What is required:
Answer these questions from the abstract on fermented rice bran and broken rice in laying hens:
(a) How many hens were used, and how old were they?
(b) Which treatment groups had higher hen-day egg production than the basal treatment groups?
(c) In which treatment groups was egg yolk cholesterol lower than in the basal treatment groups?

Passage to read:

Published Online: Dec 31, 2017

ABSTRACT

This experiment was aimed at investigating the effects of dietary supplementation with fermented rice bran (FRB) or fermented broken rice (FBR) on egg-laying performance, egg quality, blood parameters, and cholesterol level in egg yolk of Hy-Line Brown egg-laying hens. Altogether, 144 Hy-Line Brown egg-laying hens (32-week-old) were randomly allocated to one of 4 dietary treatment groups, with 4 replicates per treatment. Of them, 3 treatments diets were prepared by supplementing the basal diet with 0.1% probiotics (PRO), 1% fermented rice bran (FRB), or 1% fermented broken rice (FBR) at the expense of corn. Hen-day egg production was higher (P<0.05) in PRO and FRB treatment groups than in the basal treatment groups. However, feed intake, egg weight, egg mass, and feed conversion ratio did not differ among the treatment groups. Additionally, supplementation with FRB or FBR did not affect eggshell strength, eggshell thickness, egg yolk color, and Haugh unit during the feeding trial. There was no significant difference in leukocyte count. Total cholesterol level was lower (P<0.05) in the FRB treatment group than in the basal treatment groups. Asparate aminotransferase, alanine transferase, glucose, and albumin levels were unaffected by dietary supplementation with FRB or FBR. Egg yolk cholesterol level was lower (P<0.05) in the FRB and FBR treatment groups than in the basal treatment groups. In conclusion, dietary supplementation with FRB or FBR improved egg-laying performance, and reduced the levels of total serum cholesterol and cholesterol in egg yolk of Hy-Line Brown egg-laying hens.

Dataset entries:
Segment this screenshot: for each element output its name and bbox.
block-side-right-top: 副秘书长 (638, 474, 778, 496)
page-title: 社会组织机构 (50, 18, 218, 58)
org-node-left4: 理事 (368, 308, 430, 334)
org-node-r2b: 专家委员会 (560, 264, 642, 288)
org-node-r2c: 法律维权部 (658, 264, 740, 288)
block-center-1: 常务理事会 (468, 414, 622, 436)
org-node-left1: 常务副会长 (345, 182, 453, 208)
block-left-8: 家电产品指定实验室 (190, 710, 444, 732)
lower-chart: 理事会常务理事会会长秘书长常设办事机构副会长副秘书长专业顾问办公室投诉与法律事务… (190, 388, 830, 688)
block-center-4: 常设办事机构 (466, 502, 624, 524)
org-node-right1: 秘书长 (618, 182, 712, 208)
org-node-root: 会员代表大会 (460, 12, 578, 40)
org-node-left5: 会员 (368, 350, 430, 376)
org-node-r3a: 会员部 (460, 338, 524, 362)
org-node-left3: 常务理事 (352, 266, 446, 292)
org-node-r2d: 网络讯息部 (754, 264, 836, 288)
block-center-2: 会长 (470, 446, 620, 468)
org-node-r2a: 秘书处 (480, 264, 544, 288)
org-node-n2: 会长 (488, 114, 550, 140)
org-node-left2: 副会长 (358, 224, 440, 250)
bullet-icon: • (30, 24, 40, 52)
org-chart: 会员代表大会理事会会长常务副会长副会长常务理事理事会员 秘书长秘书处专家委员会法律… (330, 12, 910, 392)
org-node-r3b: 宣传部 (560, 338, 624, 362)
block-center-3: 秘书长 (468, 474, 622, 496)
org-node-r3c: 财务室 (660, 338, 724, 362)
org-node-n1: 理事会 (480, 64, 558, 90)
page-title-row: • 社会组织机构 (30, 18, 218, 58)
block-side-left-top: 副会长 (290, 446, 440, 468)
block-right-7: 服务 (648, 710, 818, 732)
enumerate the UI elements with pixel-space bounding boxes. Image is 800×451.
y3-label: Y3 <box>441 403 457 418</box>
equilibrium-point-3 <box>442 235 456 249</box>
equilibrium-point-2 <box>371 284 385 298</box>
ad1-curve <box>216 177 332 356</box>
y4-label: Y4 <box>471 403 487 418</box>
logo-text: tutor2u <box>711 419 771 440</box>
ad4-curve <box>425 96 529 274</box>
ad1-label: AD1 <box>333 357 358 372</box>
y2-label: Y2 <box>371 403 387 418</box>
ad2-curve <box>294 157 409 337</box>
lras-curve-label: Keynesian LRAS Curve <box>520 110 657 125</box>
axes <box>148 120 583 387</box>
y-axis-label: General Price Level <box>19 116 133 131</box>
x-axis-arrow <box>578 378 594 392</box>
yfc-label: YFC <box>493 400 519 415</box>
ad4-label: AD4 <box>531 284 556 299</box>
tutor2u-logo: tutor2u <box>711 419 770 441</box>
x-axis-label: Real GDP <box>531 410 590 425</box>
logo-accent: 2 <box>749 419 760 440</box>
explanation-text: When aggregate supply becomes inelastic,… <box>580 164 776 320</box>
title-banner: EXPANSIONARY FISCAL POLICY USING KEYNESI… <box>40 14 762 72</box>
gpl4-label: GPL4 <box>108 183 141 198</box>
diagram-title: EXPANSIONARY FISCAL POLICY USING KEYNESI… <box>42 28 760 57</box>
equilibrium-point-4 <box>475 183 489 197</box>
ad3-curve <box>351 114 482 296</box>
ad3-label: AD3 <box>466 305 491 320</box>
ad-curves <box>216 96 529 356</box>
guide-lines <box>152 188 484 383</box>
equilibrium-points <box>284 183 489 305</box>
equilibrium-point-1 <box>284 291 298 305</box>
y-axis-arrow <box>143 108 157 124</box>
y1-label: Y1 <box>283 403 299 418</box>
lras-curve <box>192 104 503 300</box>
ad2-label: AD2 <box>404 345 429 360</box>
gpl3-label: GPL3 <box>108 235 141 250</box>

Result of the exercise:
(a) 144 Hy-Line Brown egg-laying hens, 32 weeks old.
(b) The PRO and FRB treatment groups.
(c) The FRB and FBR treatment groups.